— START Records shown —
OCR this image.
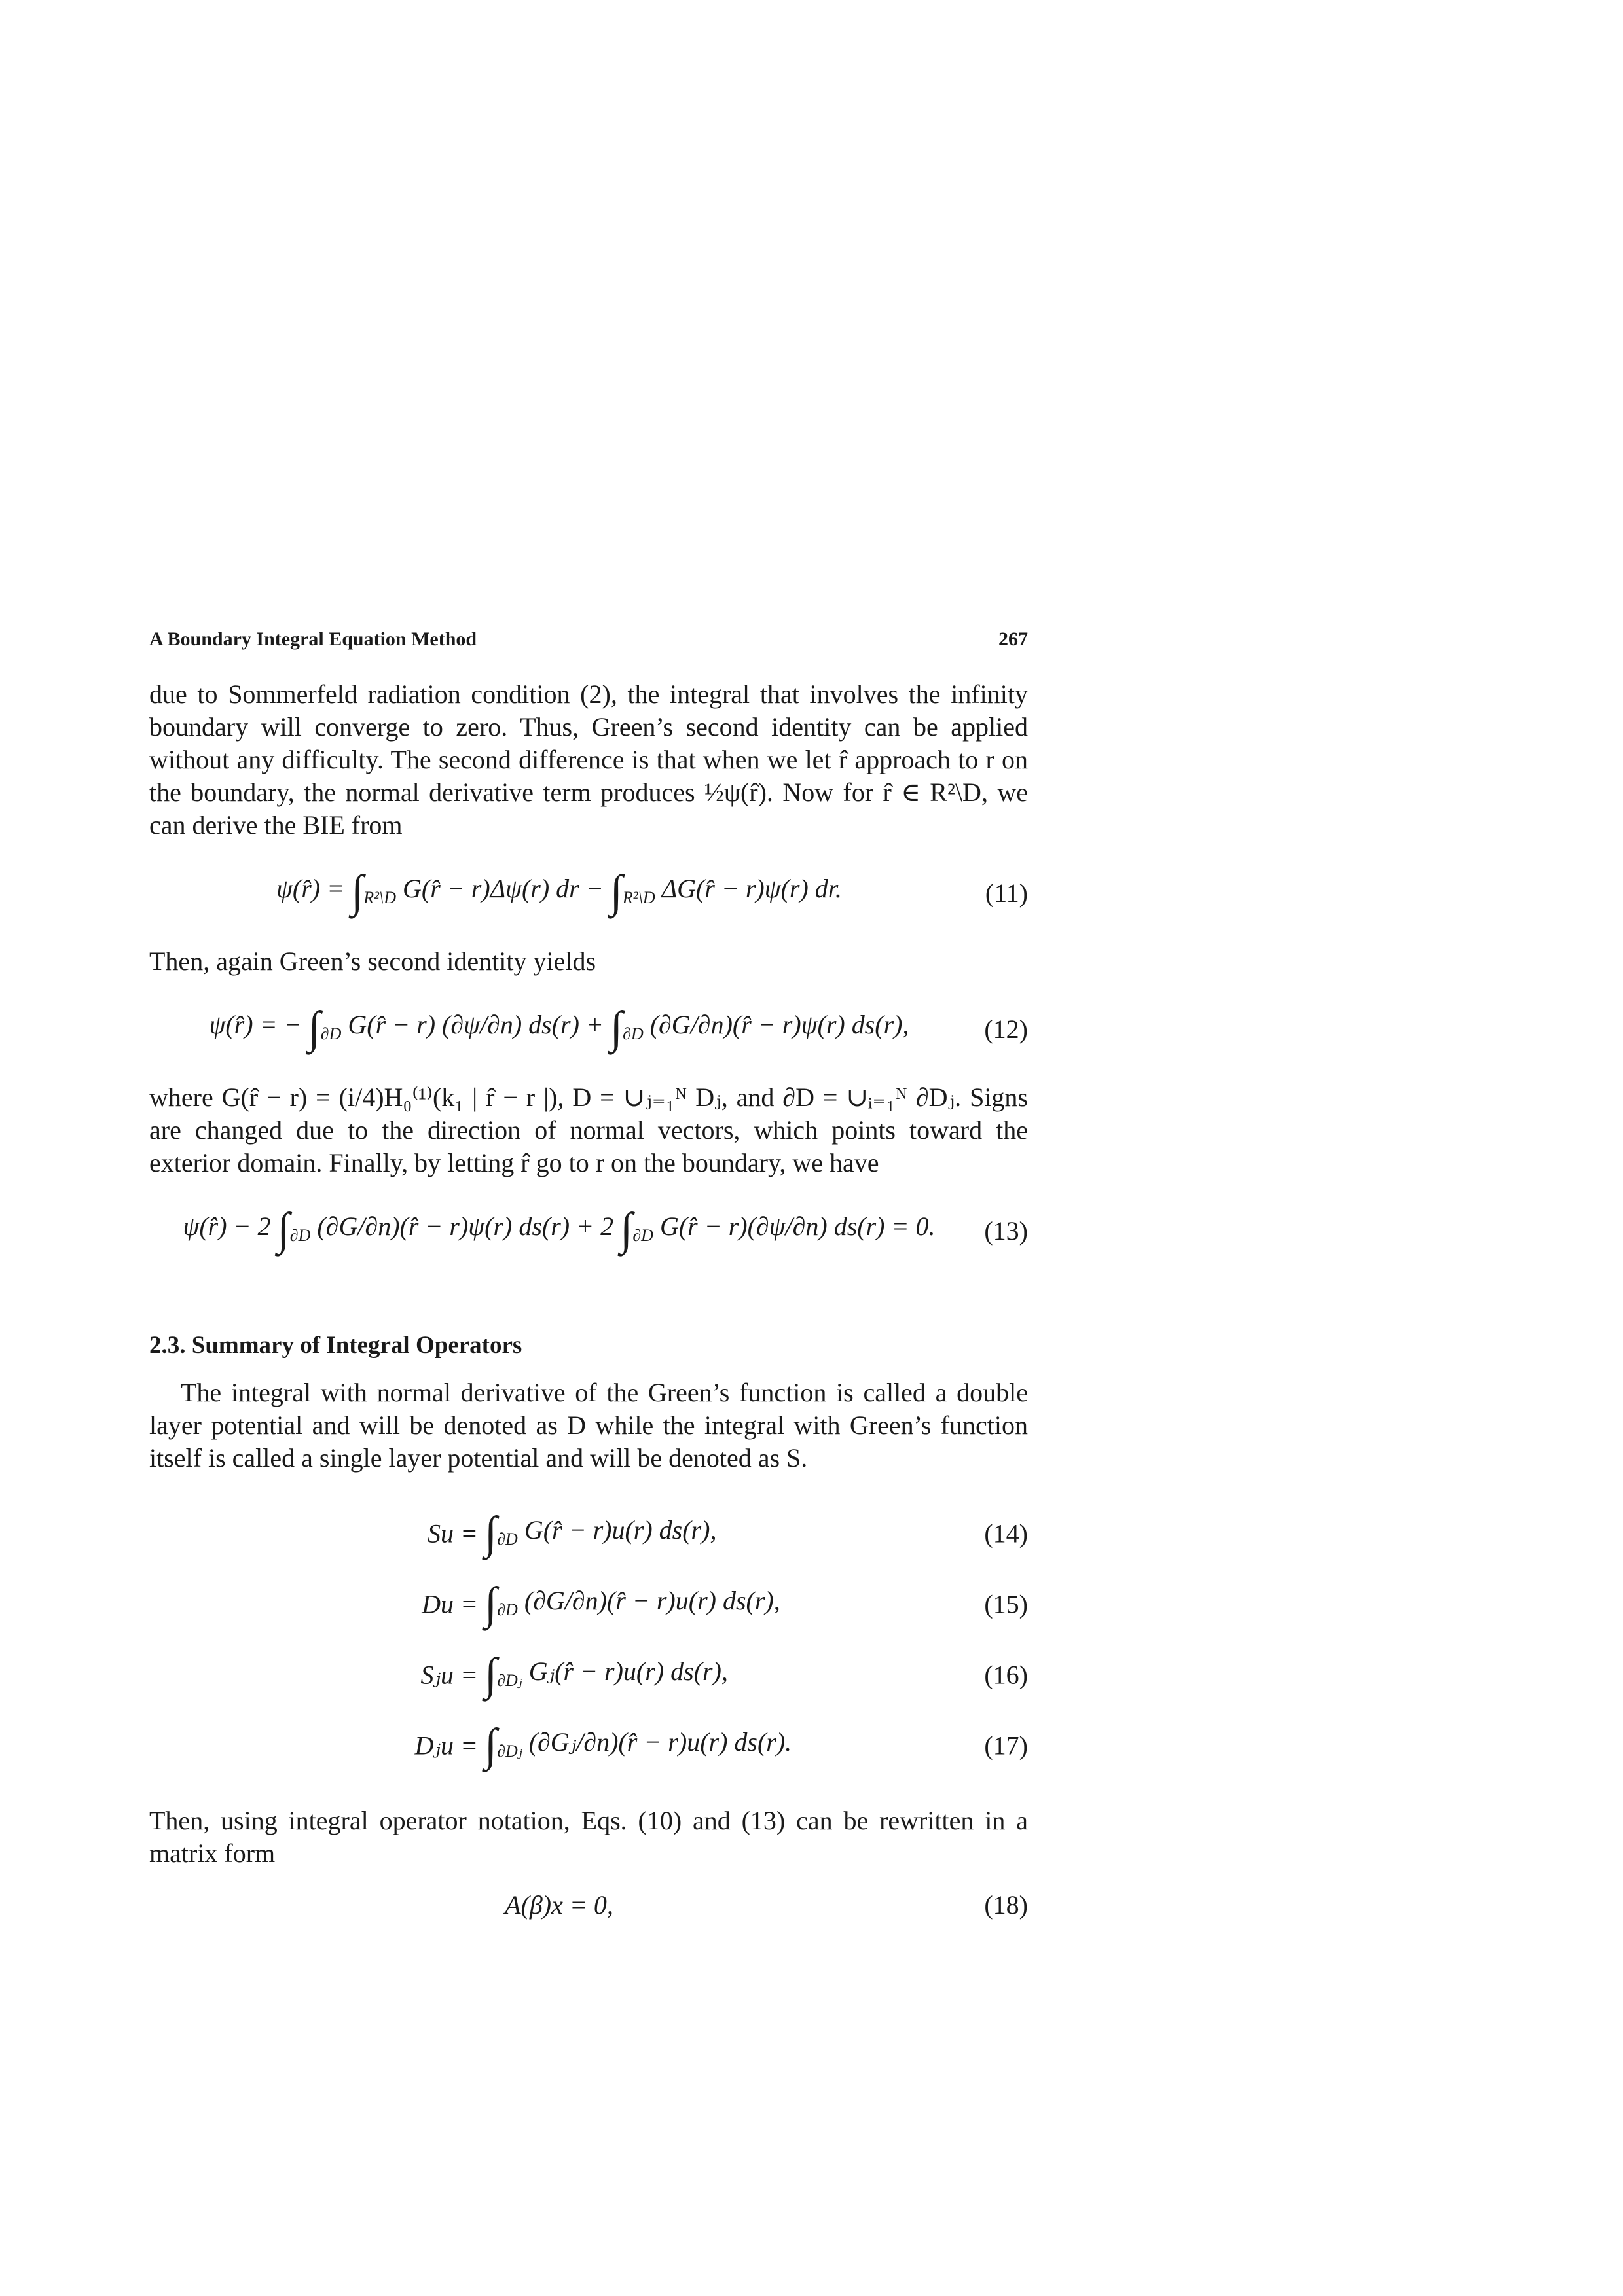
A Boundary Integral Equation Method	267

due to Sommerfeld radiation condition (2), the integral that involves the infinity boundary will converge to zero. Thus, Green’s second identity can be applied without any difficulty. The second difference is that when we let r̂ approach to r on the boundary, the normal derivative term produces ½ψ(r̂). Now for r̂ ∈ R²\D, we can derive the BIE from

ψ(r̂) = $\int_{R^2\backslash D}$ G(r̂ − r)Δψ(r) dr − $\int_{R^2\backslash D}$ ΔG(r̂ − r)ψ(r) dr.	(11)

Then, again Green’s second identity yields

ψ(r̂) = − $\int_{\partial D}$ G(r̂ − r) (∂ψ/∂n) $ds(r) + \int_{\partial D}$ (∂G/∂n)(r̂ − r)ψ(r) ds(r),	(12)

where G(r̂ − r) = (i/4)H₀⁽¹⁾(k₁ | r̂ − r |), D = ∪ⱼ₌₁ᴺ Dⱼ, and ∂D = ∪ᵢ₌₁ᴺ ∂Dⱼ. Signs are changed due to the direction of normal vectors, which points toward the exterior domain. Finally, by letting r̂ go to r on the boundary, we have

ψ(r̂) − 2 $\int_{\partial D}$ (∂G/∂n)(r̂ − r)ψ(r) ds(r) + 2 $\int_{\partial D}$ G(r̂ − r)(∂ψ/∂n) ds(r) = 0.	(13)
2.3. Summary of Integral Operators

The integral with normal derivative of the Green’s function is called a double layer potential and will be denoted as D while the integral with Green’s function itself is called a single layer potential and will be denoted as S.

$Su = \int_{\partial D}$ G(r̂ − r)u(r) ds(r),	(14)
$Du = \int_{\partial D}$ (∂G/∂n)(r̂ − r)u(r) ds(r),	(15)
Sⱼu = $\int_{\partial Dⱼ}$ Gⱼ(r̂ − r)u(r) ds(r),	(16)
Dⱼu = $\int_{\partial Dⱼ}$ (∂Gⱼ/∂n)(r̂ − r)u(r) ds(r).	(17)

Then, using integral operator notation, Eqs. (10) and (13) can be rewritten in a matrix form

A(β)x = 0,	(18)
— END Records shown —
* **Objective**
Pick every line with "Then" in it and copy it.

* **Answer to the problem**
Then, again Green’s second identity yields
Then, using integral operator notation, Eqs. (10) and (13) can be rewritten in a matrix form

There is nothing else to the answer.